## Your task
Transcribe all of the data exactly. Omit the pictures.

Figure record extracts
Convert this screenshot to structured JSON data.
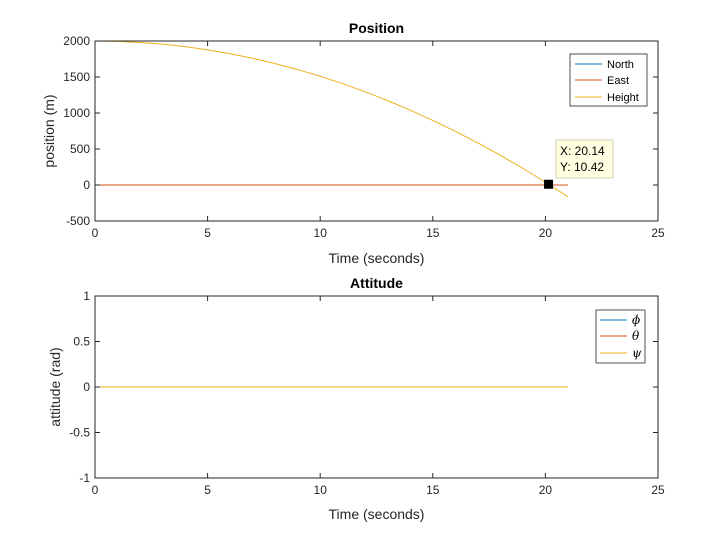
{
  "chart_data": [
    {
      "type": "line",
      "title": "Position",
      "xlabel": "Time (seconds)",
      "ylabel": "position (m)",
      "xlim": [
        0,
        25
      ],
      "ylim": [
        -500,
        2000
      ],
      "xticks": [
        "0",
        "5",
        "10",
        "15",
        "20",
        "25"
      ],
      "yticks": [
        "-500",
        "0",
        "500",
        "1000",
        "1500",
        "2000"
      ],
      "grid": false,
      "legend_position": "top-right",
      "series": [
        {
          "name": "North",
          "color": "#0072BD",
          "x": [
            0,
            21
          ],
          "y": [
            0,
            0
          ]
        },
        {
          "name": "East",
          "color": "#D95319",
          "x": [
            0,
            21
          ],
          "y": [
            0,
            0
          ]
        },
        {
          "name": "Height",
          "color": "#EDB120",
          "x": [
            0,
            1,
            2,
            3,
            4,
            5,
            6,
            7,
            8,
            9,
            10,
            11,
            12,
            13,
            14,
            15,
            16,
            17,
            18,
            19,
            20,
            20.14,
            21
          ],
          "y": [
            2000,
            1995,
            1980,
            1956,
            1922,
            1877,
            1823,
            1760,
            1686,
            1603,
            1510,
            1407,
            1294,
            1172,
            1039,
            897,
            745,
            584,
            412,
            231,
            40,
            10.42,
            -162
          ]
        }
      ],
      "datatip": {
        "x_text": "X: 20.14",
        "y_text": "Y: 10.42",
        "x": 20.14,
        "y": 10.42
      }
    },
    {
      "type": "line",
      "title": "Attitude",
      "xlabel": "Time (seconds)",
      "ylabel": "attitude (rad)",
      "xlim": [
        0,
        25
      ],
      "ylim": [
        -1,
        1
      ],
      "xticks": [
        "0",
        "5",
        "10",
        "15",
        "20",
        "25"
      ],
      "yticks": [
        "-1",
        "-0.5",
        "0",
        "0.5",
        "1"
      ],
      "grid": false,
      "legend_position": "top-right",
      "series": [
        {
          "name": "ϕ",
          "color": "#0072BD",
          "x": [
            0,
            21
          ],
          "y": [
            0,
            0
          ]
        },
        {
          "name": "θ",
          "color": "#D95319",
          "x": [
            0,
            21
          ],
          "y": [
            0,
            0
          ]
        },
        {
          "name": "ψ",
          "color": "#EDB120",
          "x": [
            0,
            21
          ],
          "y": [
            0,
            0
          ]
        }
      ]
    }
  ]
}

## Task solution
Convert this screenshot to structured JSON data.
{
  "chart_data": [
    {
      "type": "line",
      "title": "Position",
      "xlabel": "Time (seconds)",
      "ylabel": "position (m)",
      "xlim": [
        0,
        25
      ],
      "ylim": [
        -500,
        2000
      ],
      "xticks": [
        "0",
        "5",
        "10",
        "15",
        "20",
        "25"
      ],
      "yticks": [
        "-500",
        "0",
        "500",
        "1000",
        "1500",
        "2000"
      ],
      "grid": false,
      "legend_position": "top-right",
      "series": [
        {
          "name": "North",
          "color": "#0072BD",
          "x": [
            0,
            21
          ],
          "y": [
            0,
            0
          ]
        },
        {
          "name": "East",
          "color": "#D95319",
          "x": [
            0,
            21
          ],
          "y": [
            0,
            0
          ]
        },
        {
          "name": "Height",
          "color": "#EDB120",
          "x": [
            0,
            1,
            2,
            3,
            4,
            5,
            6,
            7,
            8,
            9,
            10,
            11,
            12,
            13,
            14,
            15,
            16,
            17,
            18,
            19,
            20,
            20.14,
            21
          ],
          "y": [
            2000,
            1995,
            1980,
            1956,
            1922,
            1877,
            1823,
            1760,
            1686,
            1603,
            1510,
            1407,
            1294,
            1172,
            1039,
            897,
            745,
            584,
            412,
            231,
            40,
            10.42,
            -162
          ]
        }
      ],
      "datatip": {
        "x_text": "X: 20.14",
        "y_text": "Y: 10.42",
        "x": 20.14,
        "y": 10.42
      }
    },
    {
      "type": "line",
      "title": "Attitude",
      "xlabel": "Time (seconds)",
      "ylabel": "attitude (rad)",
      "xlim": [
        0,
        25
      ],
      "ylim": [
        -1,
        1
      ],
      "xticks": [
        "0",
        "5",
        "10",
        "15",
        "20",
        "25"
      ],
      "yticks": [
        "-1",
        "-0.5",
        "0",
        "0.5",
        "1"
      ],
      "grid": false,
      "legend_position": "top-right",
      "series": [
        {
          "name": "ϕ",
          "color": "#0072BD",
          "x": [
            0,
            21
          ],
          "y": [
            0,
            0
          ]
        },
        {
          "name": "θ",
          "color": "#D95319",
          "x": [
            0,
            21
          ],
          "y": [
            0,
            0
          ]
        },
        {
          "name": "ψ",
          "color": "#EDB120",
          "x": [
            0,
            21
          ],
          "y": [
            0,
            0
          ]
        }
      ]
    }
  ]
}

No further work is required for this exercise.